TEXT SHOWN:
******************************
These are chat archives for ipython/ipython

24th
Mar 2016
Metehan Çelenk
@themlistone
Mar 24 2016 10:38
Has anyone worked with PyAudio?
Bryan Van de Ven
@bryevdv
Mar 24 2016 15:26
PyAudio is quite finicky in my experience
There is a bokeh example that uses it here: https://github.com/bokeh/bokeh/tree/master/examples/embed/spectrogram
(does not run on Windows, AFAIK)
Jason Grout
@jasongrout
Mar 24 2016 15:29
Dave, can you open the issue in ipykernel, and I'll try to dump what I was saying there in a comment?
@dwillmer ^
Dave Willmer
@dwillmer
Mar 24 2016 15:33
@jasongrout typing up now
Jason Grout
@jasongrout
Mar 24 2016 15:34
ah, I didn't realize you followed this channel, so I pinged you on the jupyter/jupyter one too. Thanks!
Dave Willmer
@dwillmer
Mar 24 2016 15:37
@jasongrout @minrk - what's the recommended way to run the tests on ipykernel?
Dave Willmer
@dwillmer
Mar 24 2016 15:44
nosetests --with-coverage ipykernel ?
******************************
INPUT ROWS:
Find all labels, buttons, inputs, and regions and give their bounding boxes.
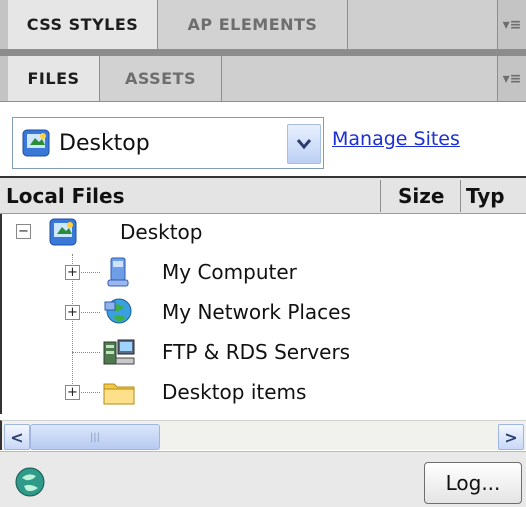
tree-item-ftp-rds-servers[interactable]: FTP & RDS Servers: [2, 334, 522, 370]
tab-spacer: [222, 56, 498, 101]
column-divider[interactable]: [380, 180, 381, 212]
column-type[interactable]: Typ: [466, 178, 505, 213]
connection-status-icon[interactable]: [14, 466, 46, 498]
site-selector-value: Desktop: [59, 130, 150, 156]
status-bar: Log...: [0, 451, 526, 507]
tree-node-label: Desktop: [120, 220, 203, 244]
tree-node-label: My Computer: [162, 260, 297, 284]
scroll-thumb[interactable]: |||: [30, 424, 160, 450]
tab-ap-elements[interactable]: AP ELEMENTS: [158, 0, 348, 49]
chevron-down-icon[interactable]: [287, 124, 321, 164]
file-tree: − Desktop + My Computer + My Network Pla…: [0, 214, 526, 414]
file-list-header: Local Files Size Typ: [0, 176, 526, 214]
css-panel-tabs: CSS STYLES AP ELEMENTS ▾≡: [0, 0, 526, 50]
tree-node-label: FTP & RDS Servers: [162, 340, 351, 364]
computer-icon: [102, 256, 134, 288]
panel-options-icon[interactable]: ▾≡: [498, 56, 526, 101]
tree-node-label: Desktop items: [162, 380, 307, 404]
tab-spacer: [348, 0, 498, 49]
column-local-files[interactable]: Local Files: [6, 178, 125, 213]
desktop-icon: [48, 217, 78, 247]
tree-item-my-network-places[interactable]: + My Network Places: [2, 294, 522, 330]
tree-root-desktop[interactable]: − Desktop: [2, 214, 522, 250]
folder-icon: [102, 378, 136, 406]
expand-icon[interactable]: +: [65, 305, 80, 320]
column-divider[interactable]: [460, 180, 461, 212]
ftp-server-icon: [102, 336, 136, 368]
log-button[interactable]: Log...: [424, 462, 522, 504]
scroll-left-icon[interactable]: <: [4, 424, 30, 450]
expand-icon[interactable]: +: [65, 385, 80, 400]
tree-node-label: My Network Places: [162, 300, 351, 324]
collapse-icon[interactable]: −: [16, 224, 31, 239]
column-size[interactable]: Size: [398, 178, 444, 213]
files-panel-tabs: FILES ASSETS ▾≡: [0, 56, 526, 102]
panel-options-icon[interactable]: ▾≡: [498, 0, 526, 49]
expand-icon[interactable]: +: [65, 265, 80, 280]
network-places-icon: [102, 296, 134, 328]
tab-files[interactable]: FILES: [8, 56, 100, 101]
scroll-right-icon[interactable]: >: [498, 424, 524, 450]
tree-item-desktop-items[interactable]: + Desktop items: [2, 374, 522, 410]
desktop-icon: [21, 128, 51, 158]
horizontal-scrollbar[interactable]: < ||| >: [0, 420, 526, 450]
site-selector[interactable]: Desktop: [12, 117, 324, 169]
tab-assets[interactable]: ASSETS: [100, 56, 222, 101]
tab-css-styles[interactable]: CSS STYLES: [8, 0, 158, 49]
manage-sites-link[interactable]: Manage Sites: [332, 128, 460, 150]
tree-item-my-computer[interactable]: + My Computer: [2, 254, 522, 290]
******************************
SHORT PROBLEM 1: Transcribe the part of the chat archive that starts with "These are chat" and goes on through "on Windows, AFAIK)".
SHORT PROBLEM 2: Restate word for word the lines of the entries that start with the line containing "tree-item-ftp-rds-servers[interactable]: FTP &" and go on through the line containing "site-selector-value: Desktop: [59, 130, 150, 156]".
The chat archive and the entries have nothing to do with each other.

EXPECTED ANSWER 1:
These are chat archives for ipython/ipython

24th
Mar 2016
Metehan Çelenk
@themlistone
Mar 24 2016 10:38
Has anyone worked with PyAudio?
Bryan Van de Ven
@bryevdv
Mar 24 2016 15:26
PyAudio is quite finicky in my experience
There is a bokeh example that uses it here: https://github.com/bokeh/bokeh/tree/master/examples/embed/spectrogram
(does not run on Windows, AFAIK)

EXPECTED ANSWER 2:
tree-item-ftp-rds-servers[interactable]: FTP & RDS Servers: [2, 334, 522, 370]
tab-spacer: [222, 56, 498, 101]
column-divider[interactable]: [380, 180, 381, 212]
column-type[interactable]: Typ: [466, 178, 505, 213]
connection-status-icon[interactable]: [14, 466, 46, 498]
site-selector-value: Desktop: [59, 130, 150, 156]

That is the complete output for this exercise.